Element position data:
══════════

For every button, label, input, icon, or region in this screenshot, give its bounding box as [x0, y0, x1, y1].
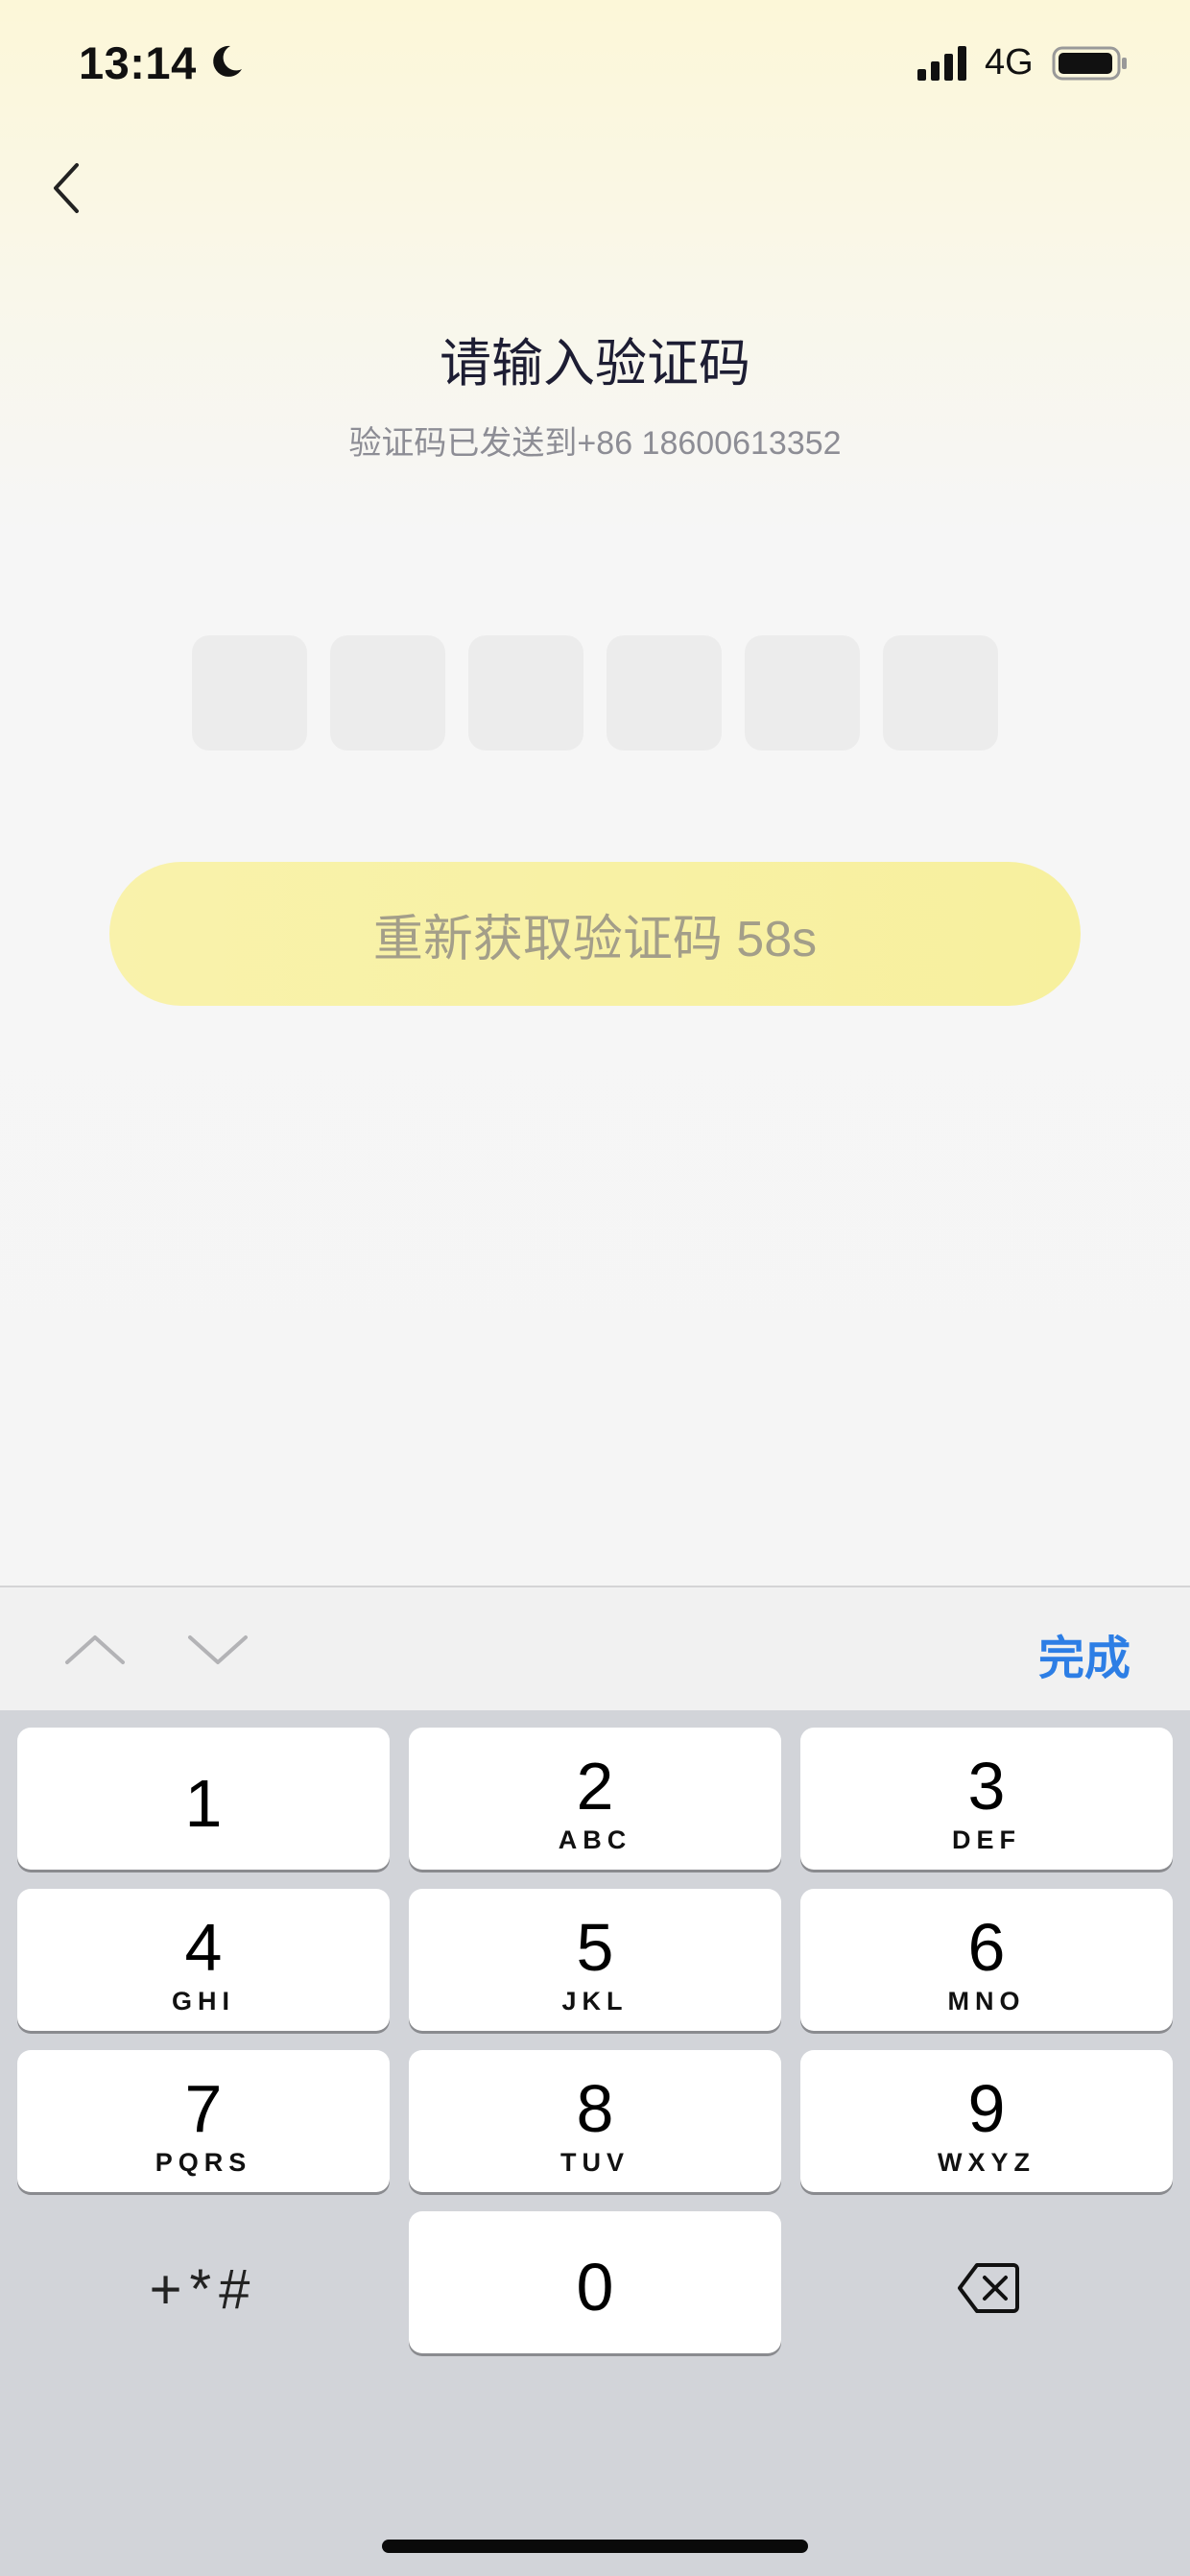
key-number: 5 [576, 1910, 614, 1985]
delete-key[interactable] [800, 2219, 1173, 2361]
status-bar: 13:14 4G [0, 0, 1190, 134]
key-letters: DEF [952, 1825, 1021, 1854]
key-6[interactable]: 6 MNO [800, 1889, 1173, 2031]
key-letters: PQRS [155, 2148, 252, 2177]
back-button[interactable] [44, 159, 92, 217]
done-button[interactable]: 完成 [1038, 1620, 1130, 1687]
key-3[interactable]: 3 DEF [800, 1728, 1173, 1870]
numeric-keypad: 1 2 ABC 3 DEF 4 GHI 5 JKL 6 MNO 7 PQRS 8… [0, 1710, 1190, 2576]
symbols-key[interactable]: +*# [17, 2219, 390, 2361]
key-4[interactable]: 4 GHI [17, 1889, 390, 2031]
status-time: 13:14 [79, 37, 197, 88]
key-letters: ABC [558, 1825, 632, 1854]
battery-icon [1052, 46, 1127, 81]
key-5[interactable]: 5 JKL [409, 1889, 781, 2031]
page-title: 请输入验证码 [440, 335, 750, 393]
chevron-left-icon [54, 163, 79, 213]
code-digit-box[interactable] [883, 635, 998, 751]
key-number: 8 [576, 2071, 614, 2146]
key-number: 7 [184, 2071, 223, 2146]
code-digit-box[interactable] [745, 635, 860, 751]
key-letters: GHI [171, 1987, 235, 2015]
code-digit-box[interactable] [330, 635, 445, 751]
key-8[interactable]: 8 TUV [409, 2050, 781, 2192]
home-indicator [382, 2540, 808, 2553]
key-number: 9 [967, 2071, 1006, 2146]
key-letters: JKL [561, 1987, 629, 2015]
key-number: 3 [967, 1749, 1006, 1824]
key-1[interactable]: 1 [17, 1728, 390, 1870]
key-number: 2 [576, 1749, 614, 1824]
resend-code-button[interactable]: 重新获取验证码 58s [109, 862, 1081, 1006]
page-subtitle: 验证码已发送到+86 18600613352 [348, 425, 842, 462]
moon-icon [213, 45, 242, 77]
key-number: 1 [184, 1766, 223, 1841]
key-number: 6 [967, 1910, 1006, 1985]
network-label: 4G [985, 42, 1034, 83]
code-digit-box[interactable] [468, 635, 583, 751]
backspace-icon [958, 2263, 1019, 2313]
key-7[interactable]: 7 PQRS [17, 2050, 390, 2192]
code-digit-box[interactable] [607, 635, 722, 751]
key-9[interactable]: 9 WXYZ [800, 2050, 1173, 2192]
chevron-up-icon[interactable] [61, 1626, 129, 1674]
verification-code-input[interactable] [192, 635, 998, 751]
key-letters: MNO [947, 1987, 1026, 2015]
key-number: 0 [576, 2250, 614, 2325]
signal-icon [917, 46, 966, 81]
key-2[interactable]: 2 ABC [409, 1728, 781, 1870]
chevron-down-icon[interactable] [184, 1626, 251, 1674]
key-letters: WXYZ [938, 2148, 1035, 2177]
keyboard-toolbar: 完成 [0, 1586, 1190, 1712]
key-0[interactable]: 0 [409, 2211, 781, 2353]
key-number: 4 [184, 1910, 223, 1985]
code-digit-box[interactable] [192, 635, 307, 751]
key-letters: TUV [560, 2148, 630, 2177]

══════════

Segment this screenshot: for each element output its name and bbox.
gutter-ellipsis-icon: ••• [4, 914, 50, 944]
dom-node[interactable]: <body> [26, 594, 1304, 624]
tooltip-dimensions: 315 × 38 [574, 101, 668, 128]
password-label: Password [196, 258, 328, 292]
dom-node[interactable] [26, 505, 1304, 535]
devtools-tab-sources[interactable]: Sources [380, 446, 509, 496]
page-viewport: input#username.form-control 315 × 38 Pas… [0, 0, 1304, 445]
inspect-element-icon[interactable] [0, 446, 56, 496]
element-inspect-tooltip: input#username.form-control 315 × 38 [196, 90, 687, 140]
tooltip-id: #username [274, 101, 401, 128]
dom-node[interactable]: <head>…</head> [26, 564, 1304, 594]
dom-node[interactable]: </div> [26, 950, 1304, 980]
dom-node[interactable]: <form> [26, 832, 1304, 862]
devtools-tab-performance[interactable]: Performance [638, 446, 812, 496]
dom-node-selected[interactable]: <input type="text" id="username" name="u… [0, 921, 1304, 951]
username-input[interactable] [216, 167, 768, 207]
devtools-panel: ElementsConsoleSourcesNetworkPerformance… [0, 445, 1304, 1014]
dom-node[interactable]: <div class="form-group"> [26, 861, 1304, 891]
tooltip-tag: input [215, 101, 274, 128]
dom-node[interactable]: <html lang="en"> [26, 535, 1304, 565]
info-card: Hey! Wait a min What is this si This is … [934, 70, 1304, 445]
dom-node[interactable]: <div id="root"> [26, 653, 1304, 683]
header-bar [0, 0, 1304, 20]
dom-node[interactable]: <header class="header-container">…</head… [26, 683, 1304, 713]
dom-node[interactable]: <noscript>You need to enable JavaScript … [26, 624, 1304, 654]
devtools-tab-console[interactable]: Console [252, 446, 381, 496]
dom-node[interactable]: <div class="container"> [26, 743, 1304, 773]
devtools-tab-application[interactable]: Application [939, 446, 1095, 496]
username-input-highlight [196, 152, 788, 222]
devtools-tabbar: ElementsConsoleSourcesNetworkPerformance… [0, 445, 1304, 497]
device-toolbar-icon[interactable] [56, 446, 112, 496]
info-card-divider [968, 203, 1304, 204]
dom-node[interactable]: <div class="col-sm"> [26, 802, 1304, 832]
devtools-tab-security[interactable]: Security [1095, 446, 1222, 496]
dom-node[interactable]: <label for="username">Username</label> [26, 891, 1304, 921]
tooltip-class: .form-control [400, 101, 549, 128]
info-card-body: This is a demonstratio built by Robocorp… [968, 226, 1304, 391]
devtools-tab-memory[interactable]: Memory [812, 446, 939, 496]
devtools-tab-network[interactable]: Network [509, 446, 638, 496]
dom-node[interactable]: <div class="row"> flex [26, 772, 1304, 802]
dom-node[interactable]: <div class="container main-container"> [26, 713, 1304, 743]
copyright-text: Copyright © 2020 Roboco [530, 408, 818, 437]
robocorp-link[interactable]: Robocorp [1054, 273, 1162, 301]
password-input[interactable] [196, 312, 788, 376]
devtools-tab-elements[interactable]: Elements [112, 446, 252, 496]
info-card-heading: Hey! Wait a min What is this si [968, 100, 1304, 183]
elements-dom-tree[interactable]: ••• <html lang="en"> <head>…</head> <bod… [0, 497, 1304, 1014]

══════════

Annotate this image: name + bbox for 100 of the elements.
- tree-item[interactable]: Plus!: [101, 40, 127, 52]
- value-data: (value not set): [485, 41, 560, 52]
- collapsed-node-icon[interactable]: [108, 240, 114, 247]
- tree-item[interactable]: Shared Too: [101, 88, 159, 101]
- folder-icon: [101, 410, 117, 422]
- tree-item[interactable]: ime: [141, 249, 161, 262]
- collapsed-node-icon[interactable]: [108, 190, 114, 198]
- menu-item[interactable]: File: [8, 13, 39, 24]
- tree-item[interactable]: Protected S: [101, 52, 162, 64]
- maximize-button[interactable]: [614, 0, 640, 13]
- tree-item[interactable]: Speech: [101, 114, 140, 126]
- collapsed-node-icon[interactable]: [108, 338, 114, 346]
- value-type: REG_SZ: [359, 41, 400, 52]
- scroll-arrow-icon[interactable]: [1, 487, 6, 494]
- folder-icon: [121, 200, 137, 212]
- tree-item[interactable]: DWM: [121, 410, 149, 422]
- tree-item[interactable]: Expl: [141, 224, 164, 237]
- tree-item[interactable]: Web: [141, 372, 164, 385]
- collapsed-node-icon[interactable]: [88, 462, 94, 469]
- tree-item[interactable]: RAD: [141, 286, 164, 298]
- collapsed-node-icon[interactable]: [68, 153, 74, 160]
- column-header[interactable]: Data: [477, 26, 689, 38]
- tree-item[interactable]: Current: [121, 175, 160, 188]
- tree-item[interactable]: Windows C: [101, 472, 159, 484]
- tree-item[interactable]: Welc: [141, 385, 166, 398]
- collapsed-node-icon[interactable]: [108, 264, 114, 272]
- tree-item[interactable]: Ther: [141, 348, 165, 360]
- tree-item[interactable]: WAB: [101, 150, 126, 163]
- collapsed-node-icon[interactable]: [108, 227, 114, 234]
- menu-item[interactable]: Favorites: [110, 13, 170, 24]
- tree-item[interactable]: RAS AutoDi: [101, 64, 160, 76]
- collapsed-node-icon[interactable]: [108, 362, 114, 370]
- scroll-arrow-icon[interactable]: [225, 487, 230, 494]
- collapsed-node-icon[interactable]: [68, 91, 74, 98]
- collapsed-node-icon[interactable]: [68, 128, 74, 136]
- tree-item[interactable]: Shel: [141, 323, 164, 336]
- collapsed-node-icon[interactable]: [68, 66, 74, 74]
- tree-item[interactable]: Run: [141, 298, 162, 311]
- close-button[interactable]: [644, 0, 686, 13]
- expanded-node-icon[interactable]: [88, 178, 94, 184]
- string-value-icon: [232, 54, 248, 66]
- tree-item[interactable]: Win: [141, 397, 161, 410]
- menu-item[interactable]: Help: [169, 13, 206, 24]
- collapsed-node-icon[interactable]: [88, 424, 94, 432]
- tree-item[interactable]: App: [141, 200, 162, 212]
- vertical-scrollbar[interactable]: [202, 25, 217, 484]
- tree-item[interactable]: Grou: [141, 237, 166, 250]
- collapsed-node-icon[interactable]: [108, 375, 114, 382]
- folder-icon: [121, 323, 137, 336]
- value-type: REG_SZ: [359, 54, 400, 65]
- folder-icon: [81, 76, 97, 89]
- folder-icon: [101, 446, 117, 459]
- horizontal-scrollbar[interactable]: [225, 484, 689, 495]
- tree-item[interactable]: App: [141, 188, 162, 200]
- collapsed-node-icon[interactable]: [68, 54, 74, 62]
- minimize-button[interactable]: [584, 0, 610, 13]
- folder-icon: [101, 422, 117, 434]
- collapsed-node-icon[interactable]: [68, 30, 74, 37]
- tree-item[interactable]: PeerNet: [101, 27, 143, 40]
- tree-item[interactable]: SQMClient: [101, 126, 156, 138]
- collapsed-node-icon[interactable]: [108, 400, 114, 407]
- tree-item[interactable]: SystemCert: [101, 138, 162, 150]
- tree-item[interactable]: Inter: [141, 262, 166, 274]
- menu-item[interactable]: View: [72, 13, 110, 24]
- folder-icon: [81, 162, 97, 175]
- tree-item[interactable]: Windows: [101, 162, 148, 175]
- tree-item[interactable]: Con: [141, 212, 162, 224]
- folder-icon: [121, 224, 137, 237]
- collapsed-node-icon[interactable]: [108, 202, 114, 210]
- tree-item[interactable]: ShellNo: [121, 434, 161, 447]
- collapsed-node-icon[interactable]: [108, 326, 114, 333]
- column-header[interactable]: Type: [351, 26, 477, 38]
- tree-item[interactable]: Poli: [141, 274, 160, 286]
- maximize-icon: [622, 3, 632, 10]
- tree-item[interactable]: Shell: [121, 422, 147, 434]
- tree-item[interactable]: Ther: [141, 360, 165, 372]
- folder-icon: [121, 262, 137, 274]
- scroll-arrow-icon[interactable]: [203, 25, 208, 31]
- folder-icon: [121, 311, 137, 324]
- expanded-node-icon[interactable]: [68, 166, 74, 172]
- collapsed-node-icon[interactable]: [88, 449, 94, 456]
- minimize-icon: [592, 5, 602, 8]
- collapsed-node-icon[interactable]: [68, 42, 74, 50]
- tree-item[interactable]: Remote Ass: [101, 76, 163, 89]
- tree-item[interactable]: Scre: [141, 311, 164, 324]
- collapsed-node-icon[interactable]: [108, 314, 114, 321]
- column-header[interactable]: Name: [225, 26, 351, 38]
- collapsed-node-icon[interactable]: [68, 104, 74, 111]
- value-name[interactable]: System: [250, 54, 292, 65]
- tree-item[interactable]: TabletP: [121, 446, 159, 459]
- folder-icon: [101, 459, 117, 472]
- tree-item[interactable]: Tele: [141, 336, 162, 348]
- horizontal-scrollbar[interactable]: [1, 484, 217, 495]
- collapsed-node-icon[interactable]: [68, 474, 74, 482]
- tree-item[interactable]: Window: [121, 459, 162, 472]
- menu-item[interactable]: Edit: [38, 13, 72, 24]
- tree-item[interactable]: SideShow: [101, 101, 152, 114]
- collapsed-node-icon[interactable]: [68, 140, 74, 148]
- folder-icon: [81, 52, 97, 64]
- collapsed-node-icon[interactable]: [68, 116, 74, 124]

══════════

What to work on -
Rewrite the data from the line with "Annotate this image: name" to the line with "- expanded-node-icon[interactable]: [88, 178, 94, 184]", changing every "collapsed-node-icon" to "collapsed-branch-icon" and leaving everything else as it is. Return only those lines.

Response -
Annotate this image: name + bbox for 100 of the elements.
- tree-item[interactable]: Plus!: [101, 40, 127, 52]
- value-data: (value not set): [485, 41, 560, 52]
- collapsed-branch-icon[interactable]: [108, 240, 114, 247]
- tree-item[interactable]: Shared Too: [101, 88, 159, 101]
- folder-icon: [101, 410, 117, 422]
- tree-item[interactable]: ime: [141, 249, 161, 262]
- collapsed-branch-icon[interactable]: [108, 190, 114, 198]
- menu-item[interactable]: File: [8, 13, 39, 24]
- tree-item[interactable]: Protected S: [101, 52, 162, 64]
- maximize-button[interactable]: [614, 0, 640, 13]
- tree-item[interactable]: Speech: [101, 114, 140, 126]
- collapsed-branch-icon[interactable]: [108, 338, 114, 346]
- value-type: REG_SZ: [359, 41, 400, 52]
- scroll-arrow-icon[interactable]: [1, 487, 6, 494]
- folder-icon: [121, 200, 137, 212]
- tree-item[interactable]: DWM: [121, 410, 149, 422]
- tree-item[interactable]: Expl: [141, 224, 164, 237]
- tree-item[interactable]: Web: [141, 372, 164, 385]
- collapsed-branch-icon[interactable]: [88, 462, 94, 469]
- tree-item[interactable]: RAD: [141, 286, 164, 298]
- collapsed-branch-icon[interactable]: [68, 153, 74, 160]
- column-header[interactable]: Data: [477, 26, 689, 38]
- tree-item[interactable]: Current: [121, 175, 160, 188]
- tree-item[interactable]: Windows C: [101, 472, 159, 484]
- tree-item[interactable]: Welc: [141, 385, 166, 398]
- collapsed-branch-icon[interactable]: [108, 264, 114, 272]
- tree-item[interactable]: Ther: [141, 348, 165, 360]
- tree-item[interactable]: WAB: [101, 150, 126, 163]
- collapsed-branch-icon[interactable]: [108, 227, 114, 234]
- menu-item[interactable]: Favorites: [110, 13, 170, 24]
- tree-item[interactable]: RAS AutoDi: [101, 64, 160, 76]
- collapsed-branch-icon[interactable]: [108, 362, 114, 370]
- scroll-arrow-icon[interactable]: [225, 487, 230, 494]
- collapsed-branch-icon[interactable]: [68, 91, 74, 98]
- collapsed-branch-icon[interactable]: [68, 128, 74, 136]
- tree-item[interactable]: Shel: [141, 323, 164, 336]
- collapsed-branch-icon[interactable]: [68, 66, 74, 74]
- tree-item[interactable]: Run: [141, 298, 162, 311]
- close-button[interactable]: [644, 0, 686, 13]
- expanded-node-icon[interactable]: [88, 178, 94, 184]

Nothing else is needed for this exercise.